__PROBLEM REQUIREMENTS__: Retype the full set of records. Keep every character identical.
- - -
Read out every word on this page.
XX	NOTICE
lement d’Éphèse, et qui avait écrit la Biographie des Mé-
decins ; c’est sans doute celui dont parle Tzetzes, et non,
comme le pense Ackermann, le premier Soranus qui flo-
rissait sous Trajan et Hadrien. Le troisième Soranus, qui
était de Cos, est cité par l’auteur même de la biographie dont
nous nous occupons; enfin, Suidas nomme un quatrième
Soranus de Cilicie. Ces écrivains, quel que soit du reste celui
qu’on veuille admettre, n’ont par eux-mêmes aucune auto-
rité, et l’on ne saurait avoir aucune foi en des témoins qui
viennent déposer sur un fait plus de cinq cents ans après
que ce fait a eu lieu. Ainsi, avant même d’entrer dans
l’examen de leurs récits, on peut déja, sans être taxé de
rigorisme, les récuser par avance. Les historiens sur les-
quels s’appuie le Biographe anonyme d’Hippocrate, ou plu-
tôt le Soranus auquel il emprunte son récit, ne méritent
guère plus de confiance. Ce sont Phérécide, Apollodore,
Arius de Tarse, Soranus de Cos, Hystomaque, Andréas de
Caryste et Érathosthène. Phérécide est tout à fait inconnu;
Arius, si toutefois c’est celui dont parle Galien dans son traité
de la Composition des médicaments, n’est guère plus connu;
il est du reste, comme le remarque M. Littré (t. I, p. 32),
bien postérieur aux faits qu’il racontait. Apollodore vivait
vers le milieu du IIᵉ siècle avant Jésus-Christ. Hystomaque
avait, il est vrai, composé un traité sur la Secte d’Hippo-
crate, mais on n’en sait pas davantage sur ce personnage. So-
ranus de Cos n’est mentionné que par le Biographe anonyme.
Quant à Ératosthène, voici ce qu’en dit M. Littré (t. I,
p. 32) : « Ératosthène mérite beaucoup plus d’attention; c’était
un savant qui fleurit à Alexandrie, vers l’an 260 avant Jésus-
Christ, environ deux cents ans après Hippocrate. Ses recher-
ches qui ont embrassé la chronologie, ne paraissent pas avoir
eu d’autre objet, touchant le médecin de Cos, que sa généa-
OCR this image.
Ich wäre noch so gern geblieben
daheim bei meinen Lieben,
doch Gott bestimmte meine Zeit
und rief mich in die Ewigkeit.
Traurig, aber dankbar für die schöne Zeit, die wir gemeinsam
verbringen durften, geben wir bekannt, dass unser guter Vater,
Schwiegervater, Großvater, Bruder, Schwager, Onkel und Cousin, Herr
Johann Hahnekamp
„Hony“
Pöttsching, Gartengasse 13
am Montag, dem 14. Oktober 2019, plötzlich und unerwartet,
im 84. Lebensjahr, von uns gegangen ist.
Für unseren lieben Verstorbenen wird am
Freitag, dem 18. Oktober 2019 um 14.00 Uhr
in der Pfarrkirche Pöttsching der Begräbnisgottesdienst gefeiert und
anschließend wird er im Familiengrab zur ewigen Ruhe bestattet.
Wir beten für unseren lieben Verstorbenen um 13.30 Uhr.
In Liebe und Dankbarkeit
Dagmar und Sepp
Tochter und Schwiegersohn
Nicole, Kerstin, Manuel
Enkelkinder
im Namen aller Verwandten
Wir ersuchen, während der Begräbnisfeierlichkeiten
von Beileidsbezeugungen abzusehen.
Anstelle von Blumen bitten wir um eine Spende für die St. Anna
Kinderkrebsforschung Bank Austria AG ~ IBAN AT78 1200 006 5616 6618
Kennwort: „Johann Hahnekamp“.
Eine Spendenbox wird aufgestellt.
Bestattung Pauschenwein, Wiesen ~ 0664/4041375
- - -
__OUTPUT BELOW__:
Read out every word on this page.
XX	NOTICE
lement d’Éphèse, et qui avait écrit la Biographie des Mé-
decins ; c’est sans doute celui dont parle Tzetzes, et non,
comme le pense Ackermann, le premier Soranus qui flo-
rissait sous Trajan et Hadrien. Le troisième Soranus, qui
était de Cos, est cité par l’auteur même de la biographie dont
nous nous occupons; enfin, Suidas nomme un quatrième
Soranus de Cilicie. Ces écrivains, quel que soit du reste celui
qu’on veuille admettre, n’ont par eux-mêmes aucune auto-
rité, et l’on ne saurait avoir aucune foi en des témoins qui
viennent déposer sur un fait plus de cinq cents ans après
que ce fait a eu lieu. Ainsi, avant même d’entrer dans
l’examen de leurs récits, on peut déja, sans être taxé de
rigorisme, les récuser par avance. Les historiens sur les-
quels s’appuie le Biographe anonyme d’Hippocrate, ou plu-
tôt le Soranus auquel il emprunte son récit, ne méritent
guère plus de confiance. Ce sont Phérécide, Apollodore,
Arius de Tarse, Soranus de Cos, Hystomaque, Andréas de
Caryste et Érathosthène. Phérécide est tout à fait inconnu;
Arius, si toutefois c’est celui dont parle Galien dans son traité
de la Composition des médicaments, n’est guère plus connu;
il est du reste, comme le remarque M. Littré (t. I, p. 32),
bien postérieur aux faits qu’il racontait. Apollodore vivait
vers le milieu du IIᵉ siècle avant Jésus-Christ. Hystomaque
avait, il est vrai, composé un traité sur la Secte d’Hippo-
crate, mais on n’en sait pas davantage sur ce personnage. So-
ranus de Cos n’est mentionné que par le Biographe anonyme.
Quant à Ératosthène, voici ce qu’en dit M. Littré (t. I,
p. 32) : « Ératosthène mérite beaucoup plus d’attention; c’était
un savant qui fleurit à Alexandrie, vers l’an 260 avant Jésus-
Christ, environ deux cents ans après Hippocrate. Ses recher-
ches qui ont embrassé la chronologie, ne paraissent pas avoir
eu d’autre objet, touchant le médecin de Cos, que sa généa-
OCR this image.
Ich wäre noch so gern geblieben
daheim bei meinen Lieben,
doch Gott bestimmte meine Zeit
und rief mich in die Ewigkeit.
Traurig, aber dankbar für die schöne Zeit, die wir gemeinsam
verbringen durften, geben wir bekannt, dass unser guter Vater,
Schwiegervater, Großvater, Bruder, Schwager, Onkel und Cousin, Herr
Johann Hahnekamp
„Hony“
Pöttsching, Gartengasse 13
am Montag, dem 14. Oktober 2019, plötzlich und unerwartet,
im 84. Lebensjahr, von uns gegangen ist.
Für unseren lieben Verstorbenen wird am
Freitag, dem 18. Oktober 2019 um 14.00 Uhr
in der Pfarrkirche Pöttsching der Begräbnisgottesdienst gefeiert und
anschließend wird er im Familiengrab zur ewigen Ruhe bestattet.
Wir beten für unseren lieben Verstorbenen um 13.30 Uhr.
In Liebe und Dankbarkeit
Dagmar und Sepp
Tochter und Schwiegersohn
Nicole, Kerstin, Manuel
Enkelkinder
im Namen aller Verwandten
Wir ersuchen, während der Begräbnisfeierlichkeiten
von Beileidsbezeugungen abzusehen.
Anstelle von Blumen bitten wir um eine Spende für die St. Anna
Kinderkrebsforschung Bank Austria AG ~ IBAN AT78 1200 006 5616 6618
Kennwort: „Johann Hahnekamp“.
Eine Spendenbox wird aufgestellt.
Bestattung Pauschenwein, Wiesen ~ 0664/4041375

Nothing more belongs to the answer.